* Problem to work on *
Repeat the material exactly, every line of it.

Data extracted from a collection
━━━━━━━━━━━━━━━━━━━━
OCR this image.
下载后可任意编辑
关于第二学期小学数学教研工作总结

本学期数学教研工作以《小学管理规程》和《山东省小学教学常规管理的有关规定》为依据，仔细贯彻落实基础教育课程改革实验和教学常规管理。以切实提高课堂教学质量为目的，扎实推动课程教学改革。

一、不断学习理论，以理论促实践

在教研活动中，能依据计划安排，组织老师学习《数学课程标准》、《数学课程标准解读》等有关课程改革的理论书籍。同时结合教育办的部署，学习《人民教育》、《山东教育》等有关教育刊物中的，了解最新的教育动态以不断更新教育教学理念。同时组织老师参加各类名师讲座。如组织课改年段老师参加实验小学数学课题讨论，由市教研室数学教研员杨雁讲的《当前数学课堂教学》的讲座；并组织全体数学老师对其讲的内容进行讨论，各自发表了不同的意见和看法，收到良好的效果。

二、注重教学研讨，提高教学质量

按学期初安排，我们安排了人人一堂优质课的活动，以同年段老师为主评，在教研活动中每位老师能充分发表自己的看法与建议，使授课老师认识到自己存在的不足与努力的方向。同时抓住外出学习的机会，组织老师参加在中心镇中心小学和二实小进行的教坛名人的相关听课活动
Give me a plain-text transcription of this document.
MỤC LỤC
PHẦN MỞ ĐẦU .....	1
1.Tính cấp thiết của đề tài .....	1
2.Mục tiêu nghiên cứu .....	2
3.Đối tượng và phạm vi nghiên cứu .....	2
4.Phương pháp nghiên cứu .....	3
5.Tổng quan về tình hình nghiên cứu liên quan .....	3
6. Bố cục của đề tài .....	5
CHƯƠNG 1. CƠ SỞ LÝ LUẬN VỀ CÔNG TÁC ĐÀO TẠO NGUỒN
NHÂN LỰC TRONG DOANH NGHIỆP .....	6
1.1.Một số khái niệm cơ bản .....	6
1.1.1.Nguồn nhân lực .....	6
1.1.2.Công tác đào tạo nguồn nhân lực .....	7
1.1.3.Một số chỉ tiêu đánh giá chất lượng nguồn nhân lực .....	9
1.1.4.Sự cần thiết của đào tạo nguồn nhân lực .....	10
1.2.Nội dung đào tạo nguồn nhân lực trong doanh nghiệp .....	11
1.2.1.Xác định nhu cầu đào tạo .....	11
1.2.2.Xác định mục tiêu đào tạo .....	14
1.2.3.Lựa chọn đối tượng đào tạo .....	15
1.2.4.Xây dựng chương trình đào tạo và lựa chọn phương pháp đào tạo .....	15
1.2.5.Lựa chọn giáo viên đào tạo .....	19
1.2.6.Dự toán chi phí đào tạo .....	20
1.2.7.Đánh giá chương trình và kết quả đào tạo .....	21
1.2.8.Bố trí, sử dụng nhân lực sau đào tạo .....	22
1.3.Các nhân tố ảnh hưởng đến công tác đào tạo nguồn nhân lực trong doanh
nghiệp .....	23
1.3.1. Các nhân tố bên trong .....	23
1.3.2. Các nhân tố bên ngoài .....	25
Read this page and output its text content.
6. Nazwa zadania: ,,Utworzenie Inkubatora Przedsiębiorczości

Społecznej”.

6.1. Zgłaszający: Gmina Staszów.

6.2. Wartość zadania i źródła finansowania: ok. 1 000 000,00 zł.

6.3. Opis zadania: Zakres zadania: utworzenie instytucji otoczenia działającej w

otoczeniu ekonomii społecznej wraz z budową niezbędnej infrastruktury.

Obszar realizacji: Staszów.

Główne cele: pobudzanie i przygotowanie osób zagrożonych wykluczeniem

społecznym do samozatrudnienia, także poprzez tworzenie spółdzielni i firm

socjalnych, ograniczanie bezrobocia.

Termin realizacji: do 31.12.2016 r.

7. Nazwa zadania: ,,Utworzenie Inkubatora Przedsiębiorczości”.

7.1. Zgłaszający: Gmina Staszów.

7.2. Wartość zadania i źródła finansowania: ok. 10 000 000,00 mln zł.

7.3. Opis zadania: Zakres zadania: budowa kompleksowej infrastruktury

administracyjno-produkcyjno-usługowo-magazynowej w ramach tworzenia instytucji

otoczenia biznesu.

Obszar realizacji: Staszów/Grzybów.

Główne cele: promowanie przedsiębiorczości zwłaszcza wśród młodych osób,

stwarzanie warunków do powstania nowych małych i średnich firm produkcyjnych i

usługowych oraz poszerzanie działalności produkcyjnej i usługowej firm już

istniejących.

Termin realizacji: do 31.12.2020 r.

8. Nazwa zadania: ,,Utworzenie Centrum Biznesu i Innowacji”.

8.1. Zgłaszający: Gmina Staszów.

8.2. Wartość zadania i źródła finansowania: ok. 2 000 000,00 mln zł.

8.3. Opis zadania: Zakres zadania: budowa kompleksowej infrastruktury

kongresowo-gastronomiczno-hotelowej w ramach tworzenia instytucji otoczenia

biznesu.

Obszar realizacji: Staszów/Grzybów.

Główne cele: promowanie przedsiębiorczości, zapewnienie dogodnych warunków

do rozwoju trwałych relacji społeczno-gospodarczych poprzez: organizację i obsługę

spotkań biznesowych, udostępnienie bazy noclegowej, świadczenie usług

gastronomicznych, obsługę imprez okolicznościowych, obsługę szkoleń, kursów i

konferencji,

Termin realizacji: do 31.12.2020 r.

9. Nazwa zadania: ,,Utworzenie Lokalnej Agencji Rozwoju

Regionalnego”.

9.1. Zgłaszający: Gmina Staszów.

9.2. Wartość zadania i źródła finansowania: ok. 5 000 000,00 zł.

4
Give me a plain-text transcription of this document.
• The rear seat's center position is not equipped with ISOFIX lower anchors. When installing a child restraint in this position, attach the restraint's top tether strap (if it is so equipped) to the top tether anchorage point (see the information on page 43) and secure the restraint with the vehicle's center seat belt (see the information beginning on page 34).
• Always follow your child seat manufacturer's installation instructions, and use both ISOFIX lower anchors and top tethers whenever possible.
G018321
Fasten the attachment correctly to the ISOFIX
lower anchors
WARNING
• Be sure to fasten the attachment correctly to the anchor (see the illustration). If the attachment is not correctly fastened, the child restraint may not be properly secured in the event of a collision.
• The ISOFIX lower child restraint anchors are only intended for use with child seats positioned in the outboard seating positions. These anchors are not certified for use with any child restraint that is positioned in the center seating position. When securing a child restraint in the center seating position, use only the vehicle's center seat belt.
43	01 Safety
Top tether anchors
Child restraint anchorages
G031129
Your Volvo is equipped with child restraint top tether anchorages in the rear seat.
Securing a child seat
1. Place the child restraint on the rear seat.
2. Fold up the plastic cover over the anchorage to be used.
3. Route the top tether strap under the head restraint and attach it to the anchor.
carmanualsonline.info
━━━━━━━━━━━━━━━━━━━━
* Full response *
OCR this image.
下载后可任意编辑
关于第二学期小学数学教研工作总结

本学期数学教研工作以《小学管理规程》和《山东省小学教学常规管理的有关规定》为依据，仔细贯彻落实基础教育课程改革实验和教学常规管理。以切实提高课堂教学质量为目的，扎实推动课程教学改革。

一、不断学习理论，以理论促实践

在教研活动中，能依据计划安排，组织老师学习《数学课程标准》、《数学课程标准解读》等有关课程改革的理论书籍。同时结合教育办的部署，学习《人民教育》、《山东教育》等有关教育刊物中的，了解最新的教育动态以不断更新教育教学理念。同时组织老师参加各类名师讲座。如组织课改年段老师参加实验小学数学课题讨论，由市教研室数学教研员杨雁讲的《当前数学课堂教学》的讲座；并组织全体数学老师对其讲的内容进行讨论，各自发表了不同的意见和看法，收到良好的效果。

二、注重教学研讨，提高教学质量

按学期初安排，我们安排了人人一堂优质课的活动，以同年段老师为主评，在教研活动中每位老师能充分发表自己的看法与建议，使授课老师认识到自己存在的不足与努力的方向。同时抓住外出学习的机会，组织老师参加在中心镇中心小学和二实小进行的教坛名人的相关听课活动
Give me a plain-text transcription of this document.
MỤC LỤC
PHẦN MỞ ĐẦU .....	1
1.Tính cấp thiết của đề tài .....	1
2.Mục tiêu nghiên cứu .....	2
3.Đối tượng và phạm vi nghiên cứu .....	2
4.Phương pháp nghiên cứu .....	3
5.Tổng quan về tình hình nghiên cứu liên quan .....	3
6. Bố cục của đề tài .....	5
CHƯƠNG 1. CƠ SỞ LÝ LUẬN VỀ CÔNG TÁC ĐÀO TẠO NGUỒN
NHÂN LỰC TRONG DOANH NGHIỆP .....	6
1.1.Một số khái niệm cơ bản .....	6
1.1.1.Nguồn nhân lực .....	6
1.1.2.Công tác đào tạo nguồn nhân lực .....	7
1.1.3.Một số chỉ tiêu đánh giá chất lượng nguồn nhân lực .....	9
1.1.4.Sự cần thiết của đào tạo nguồn nhân lực .....	10
1.2.Nội dung đào tạo nguồn nhân lực trong doanh nghiệp .....	11
1.2.1.Xác định nhu cầu đào tạo .....	11
1.2.2.Xác định mục tiêu đào tạo .....	14
1.2.3.Lựa chọn đối tượng đào tạo .....	15
1.2.4.Xây dựng chương trình đào tạo và lựa chọn phương pháp đào tạo .....	15
1.2.5.Lựa chọn giáo viên đào tạo .....	19
1.2.6.Dự toán chi phí đào tạo .....	20
1.2.7.Đánh giá chương trình và kết quả đào tạo .....	21
1.2.8.Bố trí, sử dụng nhân lực sau đào tạo .....	22
1.3.Các nhân tố ảnh hưởng đến công tác đào tạo nguồn nhân lực trong doanh
nghiệp .....	23
1.3.1. Các nhân tố bên trong .....	23
1.3.2. Các nhân tố bên ngoài .....	25
Read this page and output its text content.
6. Nazwa zadania: ,,Utworzenie Inkubatora Przedsiębiorczości

Społecznej”.

6.1. Zgłaszający: Gmina Staszów.

6.2. Wartość zadania i źródła finansowania: ok. 1 000 000,00 zł.

6.3. Opis zadania: Zakres zadania: utworzenie instytucji otoczenia działającej w

otoczeniu ekonomii społecznej wraz z budową niezbędnej infrastruktury.

Obszar realizacji: Staszów.

Główne cele: pobudzanie i przygotowanie osób zagrożonych wykluczeniem

społecznym do samozatrudnienia, także poprzez tworzenie spółdzielni i firm

socjalnych, ograniczanie bezrobocia.

Termin realizacji: do 31.12.2016 r.

7. Nazwa zadania: ,,Utworzenie Inkubatora Przedsiębiorczości”.

7.1. Zgłaszający: Gmina Staszów.

7.2. Wartość zadania i źródła finansowania: ok. 10 000 000,00 mln zł.

7.3. Opis zadania: Zakres zadania: budowa kompleksowej infrastruktury

administracyjno-produkcyjno-usługowo-magazynowej w ramach tworzenia instytucji

otoczenia biznesu.

Obszar realizacji: Staszów/Grzybów.

Główne cele: promowanie przedsiębiorczości zwłaszcza wśród młodych osób,

stwarzanie warunków do powstania nowych małych i średnich firm produkcyjnych i

usługowych oraz poszerzanie działalności produkcyjnej i usługowej firm już

istniejących.

Termin realizacji: do 31.12.2020 r.

8. Nazwa zadania: ,,Utworzenie Centrum Biznesu i Innowacji”.

8.1. Zgłaszający: Gmina Staszów.

8.2. Wartość zadania i źródła finansowania: ok. 2 000 000,00 mln zł.

8.3. Opis zadania: Zakres zadania: budowa kompleksowej infrastruktury

kongresowo-gastronomiczno-hotelowej w ramach tworzenia instytucji otoczenia

biznesu.

Obszar realizacji: Staszów/Grzybów.

Główne cele: promowanie przedsiębiorczości, zapewnienie dogodnych warunków

do rozwoju trwałych relacji społeczno-gospodarczych poprzez: organizację i obsługę

spotkań biznesowych, udostępnienie bazy noclegowej, świadczenie usług

gastronomicznych, obsługę imprez okolicznościowych, obsługę szkoleń, kursów i

konferencji,

Termin realizacji: do 31.12.2020 r.

9. Nazwa zadania: ,,Utworzenie Lokalnej Agencji Rozwoju

Regionalnego”.

9.1. Zgłaszający: Gmina Staszów.

9.2. Wartość zadania i źródła finansowania: ok. 5 000 000,00 zł.

4
Give me a plain-text transcription of this document.
• The rear seat's center position is not equipped with ISOFIX lower anchors. When installing a child restraint in this position, attach the restraint's top tether strap (if it is so equipped) to the top tether anchorage point (see the information on page 43) and secure the restraint with the vehicle's center seat belt (see the information beginning on page 34).
• Always follow your child seat manufacturer's installation instructions, and use both ISOFIX lower anchors and top tethers whenever possible.
G018321
Fasten the attachment correctly to the ISOFIX
lower anchors
WARNING
• Be sure to fasten the attachment correctly to the anchor (see the illustration). If the attachment is not correctly fastened, the child restraint may not be properly secured in the event of a collision.
• The ISOFIX lower child restraint anchors are only intended for use with child seats positioned in the outboard seating positions. These anchors are not certified for use with any child restraint that is positioned in the center seating position. When securing a child restraint in the center seating position, use only the vehicle's center seat belt.
43	01 Safety
Top tether anchors
Child restraint anchorages
G031129
Your Volvo is equipped with child restraint top tether anchorages in the rear seat.
Securing a child seat
1. Place the child restraint on the rear seat.
2. Fold up the plastic cover over the anchorage to be used.
3. Route the top tether strap under the head restraint and attach it to the anchor.
carmanualsonline.info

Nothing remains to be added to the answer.